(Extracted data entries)
_ _ _ _ _

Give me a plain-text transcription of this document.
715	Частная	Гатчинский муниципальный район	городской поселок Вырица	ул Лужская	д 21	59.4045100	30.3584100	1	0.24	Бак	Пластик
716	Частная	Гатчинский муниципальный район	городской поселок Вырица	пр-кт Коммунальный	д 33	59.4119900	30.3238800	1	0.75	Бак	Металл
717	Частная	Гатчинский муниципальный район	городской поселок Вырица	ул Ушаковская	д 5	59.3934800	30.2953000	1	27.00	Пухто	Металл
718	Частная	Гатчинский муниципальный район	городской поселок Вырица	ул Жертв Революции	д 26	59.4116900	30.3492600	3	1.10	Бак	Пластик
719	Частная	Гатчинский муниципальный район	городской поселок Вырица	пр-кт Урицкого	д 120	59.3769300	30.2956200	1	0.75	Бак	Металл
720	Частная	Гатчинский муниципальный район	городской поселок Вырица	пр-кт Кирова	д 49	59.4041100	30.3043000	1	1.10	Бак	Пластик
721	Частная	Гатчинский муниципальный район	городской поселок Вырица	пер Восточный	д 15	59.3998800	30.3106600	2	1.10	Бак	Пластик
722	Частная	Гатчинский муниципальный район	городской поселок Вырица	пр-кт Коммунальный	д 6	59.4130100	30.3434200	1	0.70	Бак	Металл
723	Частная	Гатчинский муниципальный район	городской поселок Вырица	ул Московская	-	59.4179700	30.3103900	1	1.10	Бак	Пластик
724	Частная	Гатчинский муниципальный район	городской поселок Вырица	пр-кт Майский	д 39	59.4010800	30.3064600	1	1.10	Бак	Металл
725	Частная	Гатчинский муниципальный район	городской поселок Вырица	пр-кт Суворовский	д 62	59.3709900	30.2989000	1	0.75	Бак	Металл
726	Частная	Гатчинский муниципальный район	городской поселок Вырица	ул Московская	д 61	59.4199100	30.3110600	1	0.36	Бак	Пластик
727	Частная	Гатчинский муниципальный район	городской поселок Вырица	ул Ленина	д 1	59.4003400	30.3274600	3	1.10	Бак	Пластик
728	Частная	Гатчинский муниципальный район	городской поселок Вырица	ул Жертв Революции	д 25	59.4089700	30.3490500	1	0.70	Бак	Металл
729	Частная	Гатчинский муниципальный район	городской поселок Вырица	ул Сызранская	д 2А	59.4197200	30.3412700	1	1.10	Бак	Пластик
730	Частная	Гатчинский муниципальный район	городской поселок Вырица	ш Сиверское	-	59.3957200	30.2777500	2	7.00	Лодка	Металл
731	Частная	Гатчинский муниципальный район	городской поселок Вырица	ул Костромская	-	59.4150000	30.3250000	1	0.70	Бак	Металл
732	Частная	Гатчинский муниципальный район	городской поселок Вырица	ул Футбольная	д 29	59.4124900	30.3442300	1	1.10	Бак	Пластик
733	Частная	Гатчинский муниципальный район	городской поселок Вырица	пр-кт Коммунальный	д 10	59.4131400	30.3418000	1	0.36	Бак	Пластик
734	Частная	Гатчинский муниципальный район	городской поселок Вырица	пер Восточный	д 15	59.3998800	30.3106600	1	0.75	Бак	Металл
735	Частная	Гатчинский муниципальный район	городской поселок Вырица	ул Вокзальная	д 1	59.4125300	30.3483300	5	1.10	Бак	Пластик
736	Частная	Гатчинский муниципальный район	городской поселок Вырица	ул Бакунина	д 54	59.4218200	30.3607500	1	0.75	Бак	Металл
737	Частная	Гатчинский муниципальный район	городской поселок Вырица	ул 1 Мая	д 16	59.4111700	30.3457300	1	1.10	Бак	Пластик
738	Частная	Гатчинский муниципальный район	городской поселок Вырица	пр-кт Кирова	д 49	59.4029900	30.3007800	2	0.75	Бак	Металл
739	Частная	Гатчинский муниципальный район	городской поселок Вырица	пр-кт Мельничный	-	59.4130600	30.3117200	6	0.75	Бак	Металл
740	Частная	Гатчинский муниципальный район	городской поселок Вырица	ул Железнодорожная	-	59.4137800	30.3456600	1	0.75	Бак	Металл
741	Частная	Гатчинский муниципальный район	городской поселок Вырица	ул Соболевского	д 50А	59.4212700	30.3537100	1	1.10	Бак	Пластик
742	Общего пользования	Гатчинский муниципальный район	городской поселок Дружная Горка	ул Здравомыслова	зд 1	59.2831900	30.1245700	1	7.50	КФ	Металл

_ _ _ _ _

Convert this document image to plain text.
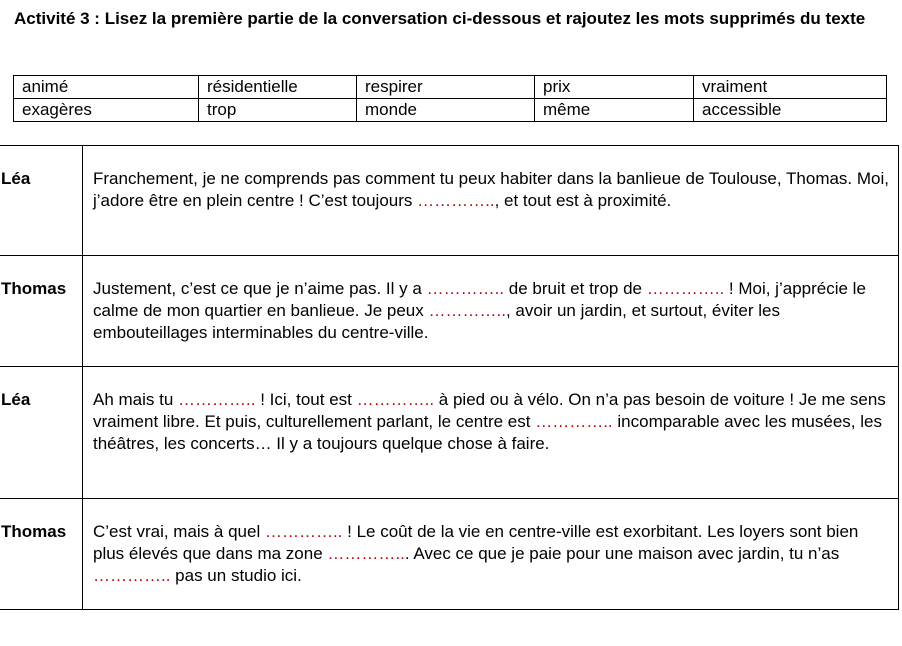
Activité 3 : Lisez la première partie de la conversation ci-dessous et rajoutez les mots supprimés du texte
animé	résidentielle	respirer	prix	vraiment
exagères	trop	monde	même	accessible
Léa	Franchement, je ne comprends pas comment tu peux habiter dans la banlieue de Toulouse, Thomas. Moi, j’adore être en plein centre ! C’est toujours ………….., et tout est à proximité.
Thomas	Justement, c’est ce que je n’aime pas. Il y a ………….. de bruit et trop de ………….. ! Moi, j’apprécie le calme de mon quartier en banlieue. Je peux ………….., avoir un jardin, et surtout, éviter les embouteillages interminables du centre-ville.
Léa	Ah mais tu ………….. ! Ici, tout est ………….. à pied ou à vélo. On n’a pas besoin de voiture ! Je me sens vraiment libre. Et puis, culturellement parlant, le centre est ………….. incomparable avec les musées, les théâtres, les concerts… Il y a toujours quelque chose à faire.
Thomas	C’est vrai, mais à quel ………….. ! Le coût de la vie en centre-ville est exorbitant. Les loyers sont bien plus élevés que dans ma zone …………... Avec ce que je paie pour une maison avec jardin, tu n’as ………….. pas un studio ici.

_ _ _ _ _

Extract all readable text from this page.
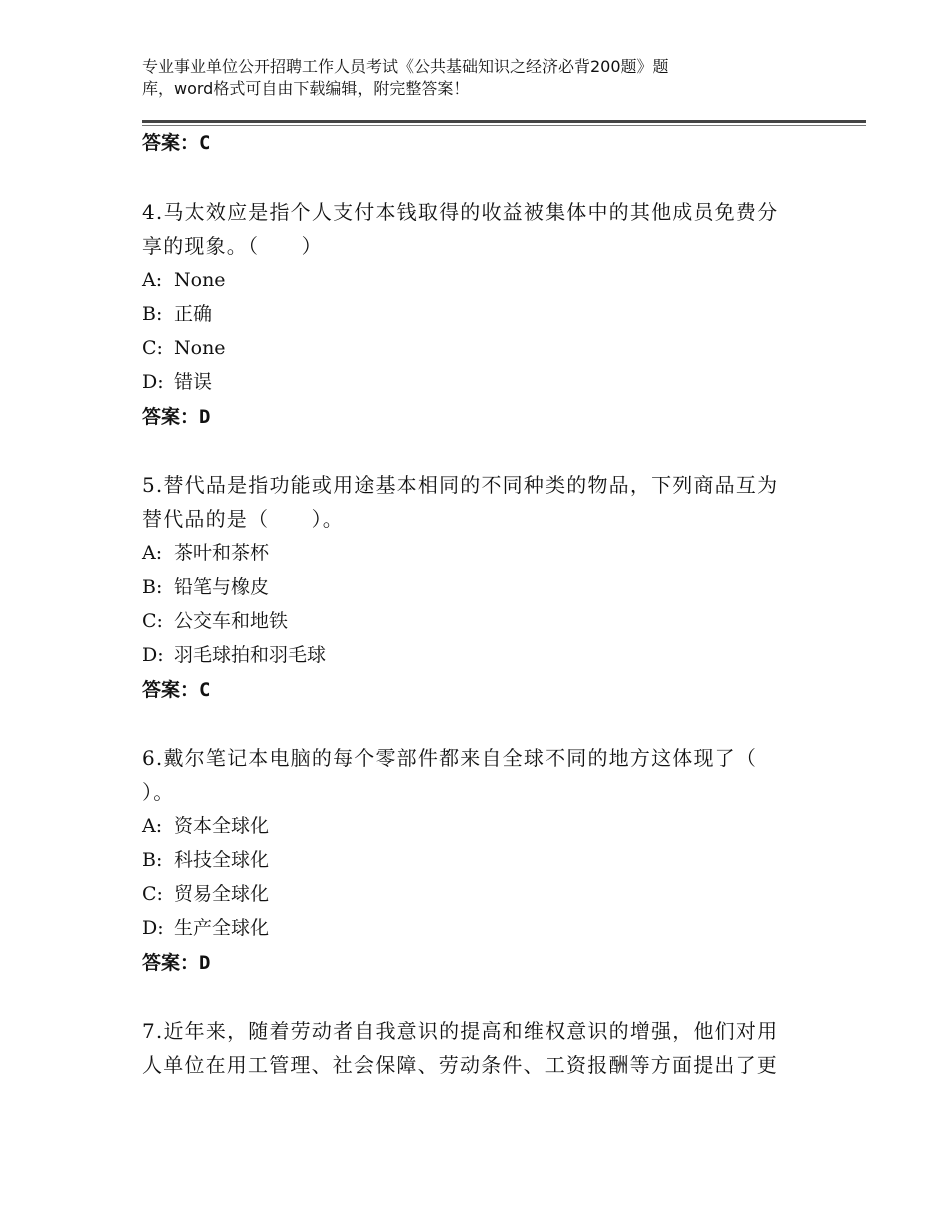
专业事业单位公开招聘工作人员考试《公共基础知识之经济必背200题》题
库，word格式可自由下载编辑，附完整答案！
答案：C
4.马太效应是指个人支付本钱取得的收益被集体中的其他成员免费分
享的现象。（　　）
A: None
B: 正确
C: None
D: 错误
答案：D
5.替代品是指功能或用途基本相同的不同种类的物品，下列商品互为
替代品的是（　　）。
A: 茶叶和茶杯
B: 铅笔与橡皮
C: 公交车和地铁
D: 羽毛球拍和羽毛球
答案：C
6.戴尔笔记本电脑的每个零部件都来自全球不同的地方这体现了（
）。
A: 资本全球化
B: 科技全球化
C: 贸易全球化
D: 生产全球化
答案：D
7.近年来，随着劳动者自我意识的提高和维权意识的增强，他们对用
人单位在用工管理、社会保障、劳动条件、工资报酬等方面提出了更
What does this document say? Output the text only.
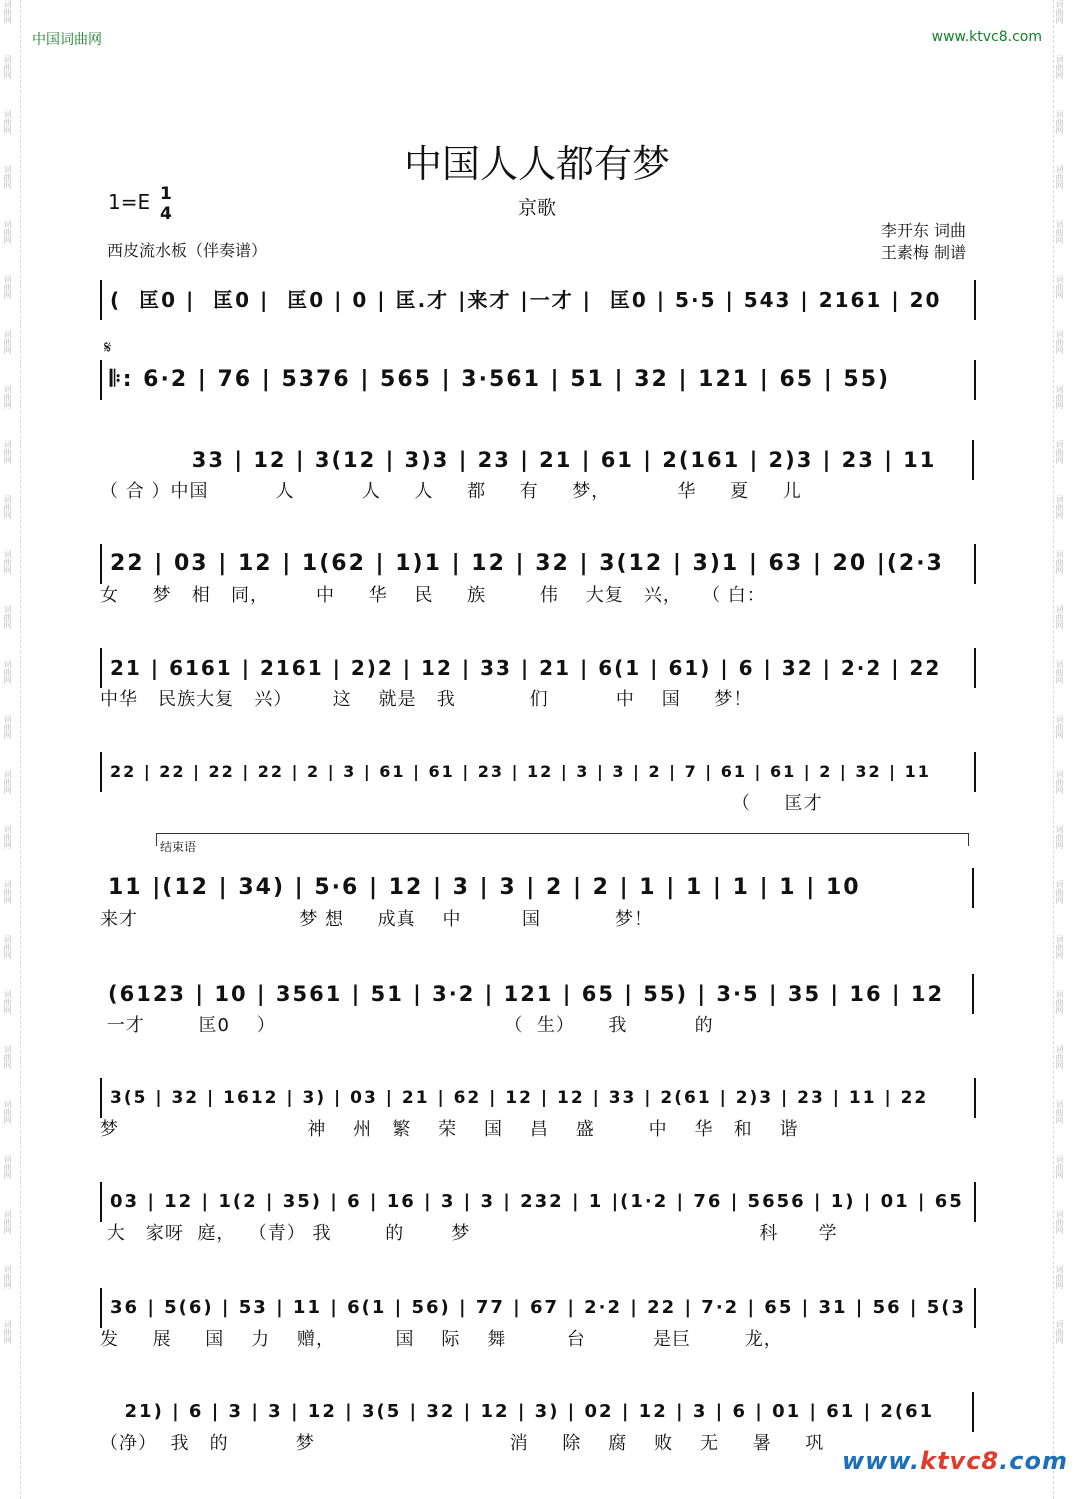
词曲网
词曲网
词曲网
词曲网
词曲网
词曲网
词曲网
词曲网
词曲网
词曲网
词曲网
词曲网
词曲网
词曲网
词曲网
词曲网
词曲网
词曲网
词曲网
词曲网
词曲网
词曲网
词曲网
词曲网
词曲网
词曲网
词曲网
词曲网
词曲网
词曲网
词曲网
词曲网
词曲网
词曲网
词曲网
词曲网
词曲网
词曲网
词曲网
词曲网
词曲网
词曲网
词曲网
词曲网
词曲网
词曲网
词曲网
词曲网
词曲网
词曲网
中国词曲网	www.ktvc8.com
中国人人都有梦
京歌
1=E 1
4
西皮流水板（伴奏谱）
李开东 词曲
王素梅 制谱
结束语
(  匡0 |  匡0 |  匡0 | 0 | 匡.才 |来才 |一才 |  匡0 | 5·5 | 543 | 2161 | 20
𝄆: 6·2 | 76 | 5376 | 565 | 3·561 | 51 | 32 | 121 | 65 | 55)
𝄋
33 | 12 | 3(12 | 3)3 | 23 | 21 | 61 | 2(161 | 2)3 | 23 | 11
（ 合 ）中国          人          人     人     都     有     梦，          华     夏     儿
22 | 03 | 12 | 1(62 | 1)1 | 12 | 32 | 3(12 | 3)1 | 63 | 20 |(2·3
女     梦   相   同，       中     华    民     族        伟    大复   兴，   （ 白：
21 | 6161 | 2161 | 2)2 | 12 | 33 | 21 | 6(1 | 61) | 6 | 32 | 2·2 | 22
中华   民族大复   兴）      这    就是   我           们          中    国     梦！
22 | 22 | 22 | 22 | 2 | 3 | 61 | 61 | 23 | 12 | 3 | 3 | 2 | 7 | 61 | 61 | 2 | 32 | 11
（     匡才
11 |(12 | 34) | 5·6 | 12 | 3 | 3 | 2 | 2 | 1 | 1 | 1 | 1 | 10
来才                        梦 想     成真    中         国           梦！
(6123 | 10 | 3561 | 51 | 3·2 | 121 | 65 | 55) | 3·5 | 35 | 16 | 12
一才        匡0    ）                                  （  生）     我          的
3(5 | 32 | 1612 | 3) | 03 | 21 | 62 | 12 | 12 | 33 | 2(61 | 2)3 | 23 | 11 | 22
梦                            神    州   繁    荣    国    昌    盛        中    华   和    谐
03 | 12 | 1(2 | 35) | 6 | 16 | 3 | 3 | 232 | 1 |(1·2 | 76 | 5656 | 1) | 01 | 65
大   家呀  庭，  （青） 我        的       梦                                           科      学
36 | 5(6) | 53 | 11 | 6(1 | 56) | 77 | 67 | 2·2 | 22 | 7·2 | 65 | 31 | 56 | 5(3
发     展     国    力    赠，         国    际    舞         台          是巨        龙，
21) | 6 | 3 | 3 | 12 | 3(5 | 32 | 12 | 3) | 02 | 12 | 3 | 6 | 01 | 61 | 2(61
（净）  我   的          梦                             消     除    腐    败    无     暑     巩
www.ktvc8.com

_ _ _ _ _

Exercise details
Identify each line of the material where the word "Кирова" shows up, and copy it.

Answer to the task
720	Частная	Гатчинский муниципальный район	городской поселок Вырица	пр-кт Кирова	д 49	59.4041100	30.3043000	1	1.10	Бак	Пластик
738	Частная	Гатчинский муниципальный район	городской поселок Вырица	пр-кт Кирова	д 49	59.4029900	30.3007800	2	0.75	Бак	Металл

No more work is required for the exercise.